---- Input data

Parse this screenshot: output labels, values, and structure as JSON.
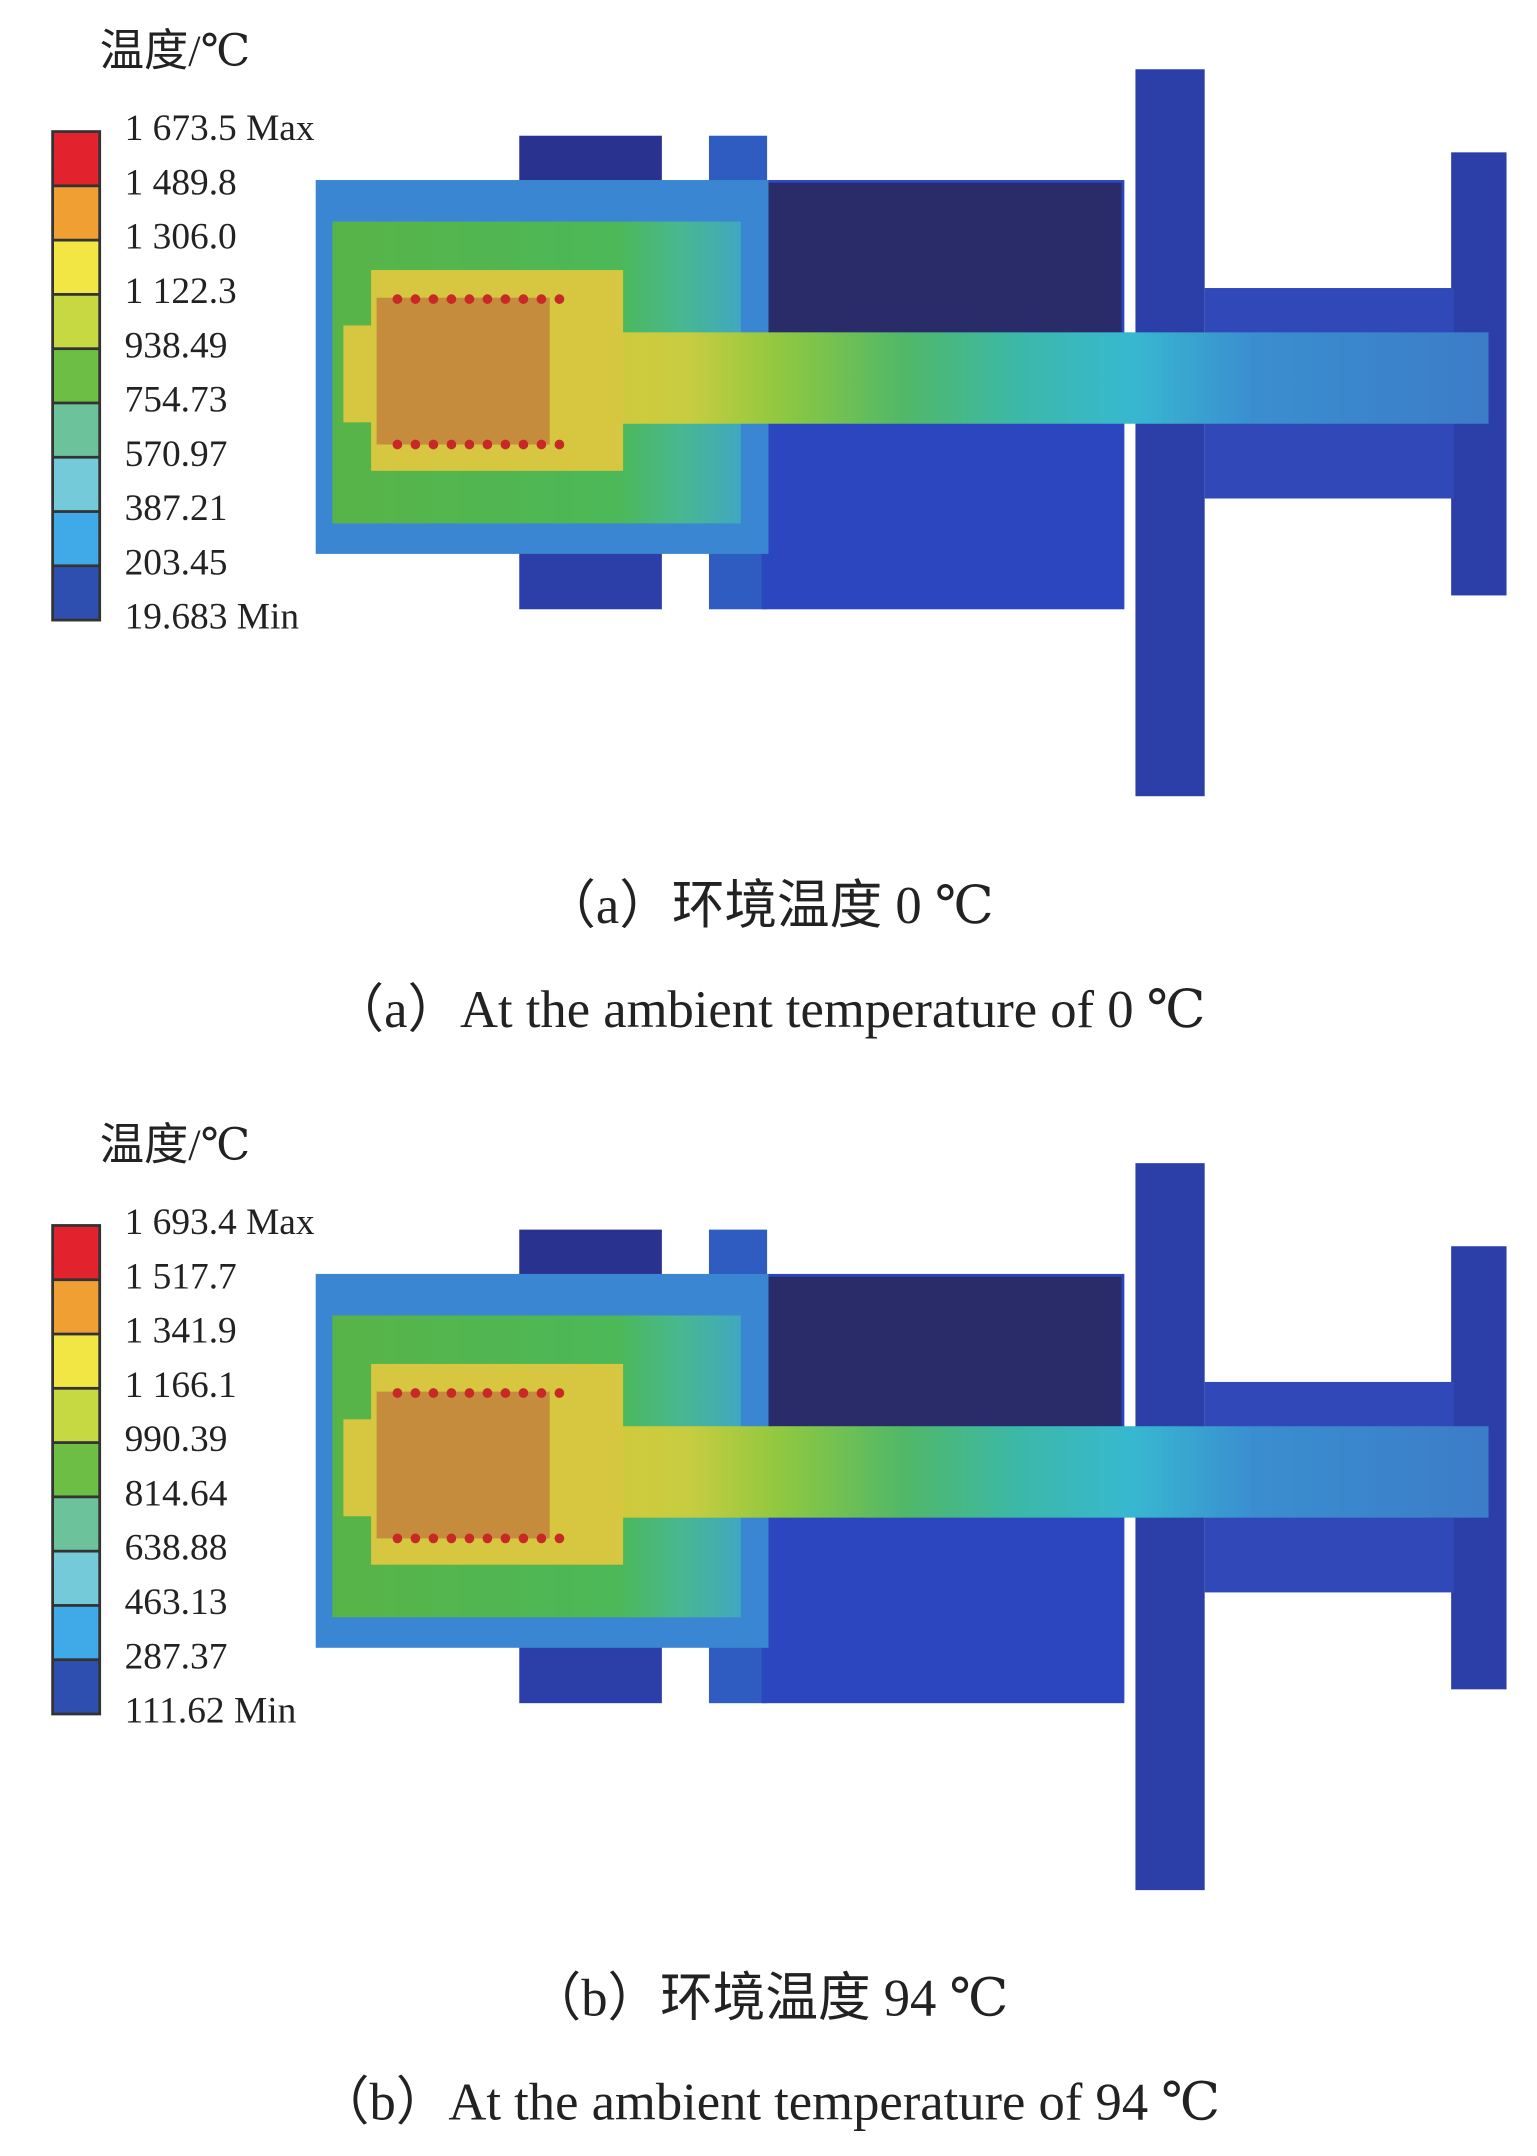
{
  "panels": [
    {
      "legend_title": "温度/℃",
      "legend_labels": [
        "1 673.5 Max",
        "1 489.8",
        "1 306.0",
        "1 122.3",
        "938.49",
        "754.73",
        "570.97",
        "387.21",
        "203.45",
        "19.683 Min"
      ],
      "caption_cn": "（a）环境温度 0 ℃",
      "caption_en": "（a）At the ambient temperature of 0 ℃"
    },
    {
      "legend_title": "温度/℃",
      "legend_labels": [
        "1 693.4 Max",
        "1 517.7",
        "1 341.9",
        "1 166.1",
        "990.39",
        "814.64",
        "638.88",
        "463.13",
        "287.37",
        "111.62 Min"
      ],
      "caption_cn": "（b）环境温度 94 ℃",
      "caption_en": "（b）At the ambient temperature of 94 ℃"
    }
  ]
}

--------

Your goal:
Retype each entry precisely. Skip images entirely.

Correct output:
Parse this screenshot: output labels, values, and structure as JSON.
{
  "panels": [
    {
      "legend_title": "温度/℃",
      "legend_labels": [
        "1 673.5 Max",
        "1 489.8",
        "1 306.0",
        "1 122.3",
        "938.49",
        "754.73",
        "570.97",
        "387.21",
        "203.45",
        "19.683 Min"
      ],
      "caption_cn": "（a）环境温度 0 ℃",
      "caption_en": "（a）At the ambient temperature of 0 ℃"
    },
    {
      "legend_title": "温度/℃",
      "legend_labels": [
        "1 693.4 Max",
        "1 517.7",
        "1 341.9",
        "1 166.1",
        "990.39",
        "814.64",
        "638.88",
        "463.13",
        "287.37",
        "111.62 Min"
      ],
      "caption_cn": "（b）环境温度 94 ℃",
      "caption_en": "（b）At the ambient temperature of 94 ℃"
    }
  ]
}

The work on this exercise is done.